Dataset rows about figures:
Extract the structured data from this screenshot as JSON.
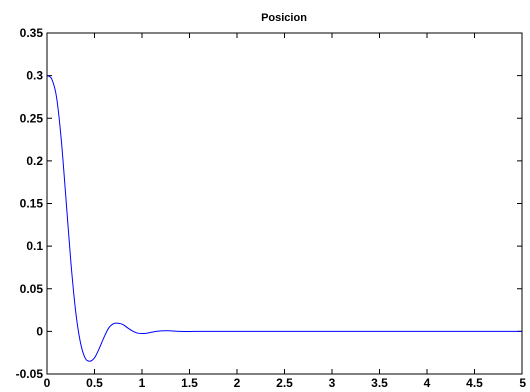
{
  "chart_data": {
    "type": "line",
    "title": "Posicion",
    "xlabel": "",
    "ylabel": "",
    "xlim": [
      0,
      5
    ],
    "ylim": [
      -0.05,
      0.35
    ],
    "grid": false,
    "legend": "none",
    "x_ticks": [
      "0",
      "0.5",
      "1",
      "1.5",
      "2",
      "2.5",
      "3",
      "3.5",
      "4",
      "4.5",
      "5"
    ],
    "y_ticks": [
      "-0.05",
      "0",
      "0.05",
      "0.1",
      "0.15",
      "0.2",
      "0.25",
      "0.3",
      "0.35"
    ],
    "series": [
      {
        "color": "#0000ff",
        "x": [
          0,
          0.05,
          0.1,
          0.15,
          0.2,
          0.25,
          0.3,
          0.35,
          0.4,
          0.45,
          0.5,
          0.55,
          0.6,
          0.65,
          0.7,
          0.75,
          0.8,
          0.85,
          0.9,
          0.95,
          1.0,
          1.05,
          1.1,
          1.15,
          1.2,
          1.25,
          1.3,
          1.35,
          1.4,
          1.45,
          1.5,
          1.6,
          1.7,
          1.8,
          2.0,
          2.5,
          3.0,
          3.5,
          4.0,
          4.5,
          5.0
        ],
        "y": [
          0.3,
          0.296,
          0.275,
          0.225,
          0.155,
          0.083,
          0.025,
          -0.012,
          -0.031,
          -0.035,
          -0.031,
          -0.02,
          -0.007,
          0.004,
          0.009,
          0.0095,
          0.008,
          0.004,
          0.0005,
          -0.002,
          -0.0025,
          -0.0022,
          -0.001,
          0.0,
          0.0006,
          0.0008,
          0.0006,
          0.0003,
          0.0,
          -0.0001,
          -0.0001,
          0.0,
          0.0,
          0.0,
          0.0,
          0.0,
          0.0,
          0.0,
          0.0,
          0.0,
          0.0
        ]
      }
    ]
  }
}
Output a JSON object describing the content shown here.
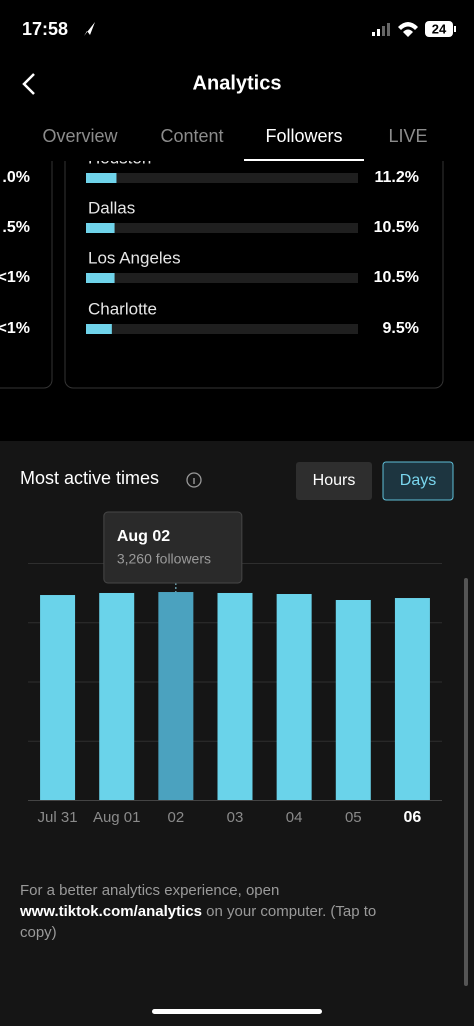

* Written request *
Pictures in the records above are left out; print everything else exactly as written.

* Answer for the task *
Extract the structured data from this screenshot as JSON.
{
  "chart_data": {
    "type": "line",
    "title": "Posicion",
    "xlabel": "",
    "ylabel": "",
    "xlim": [
      0,
      5
    ],
    "ylim": [
      -0.05,
      0.35
    ],
    "grid": false,
    "legend": "none",
    "x_ticks": [
      "0",
      "0.5",
      "1",
      "1.5",
      "2",
      "2.5",
      "3",
      "3.5",
      "4",
      "4.5",
      "5"
    ],
    "y_ticks": [
      "-0.05",
      "0",
      "0.05",
      "0.1",
      "0.15",
      "0.2",
      "0.25",
      "0.3",
      "0.35"
    ],
    "series": [
      {
        "color": "#0000ff",
        "x": [
          0,
          0.05,
          0.1,
          0.15,
          0.2,
          0.25,
          0.3,
          0.35,
          0.4,
          0.45,
          0.5,
          0.55,
          0.6,
          0.65,
          0.7,
          0.75,
          0.8,
          0.85,
          0.9,
          0.95,
          1.0,
          1.05,
          1.1,
          1.15,
          1.2,
          1.25,
          1.3,
          1.35,
          1.4,
          1.45,
          1.5,
          1.6,
          1.7,
          1.8,
          2.0,
          2.5,
          3.0,
          3.5,
          4.0,
          4.5,
          5.0
        ],
        "y": [
          0.3,
          0.296,
          0.275,
          0.225,
          0.155,
          0.083,
          0.025,
          -0.012,
          -0.031,
          -0.035,
          -0.031,
          -0.02,
          -0.007,
          0.004,
          0.009,
          0.0095,
          0.008,
          0.004,
          0.0005,
          -0.002,
          -0.0025,
          -0.0022,
          -0.001,
          0.0,
          0.0006,
          0.0008,
          0.0006,
          0.0003,
          0.0,
          -0.0001,
          -0.0001,
          0.0,
          0.0,
          0.0,
          0.0,
          0.0,
          0.0,
          0.0,
          0.0,
          0.0,
          0.0
        ]
      }
    ]
  }
}
Output a JSON object describing the content shown here.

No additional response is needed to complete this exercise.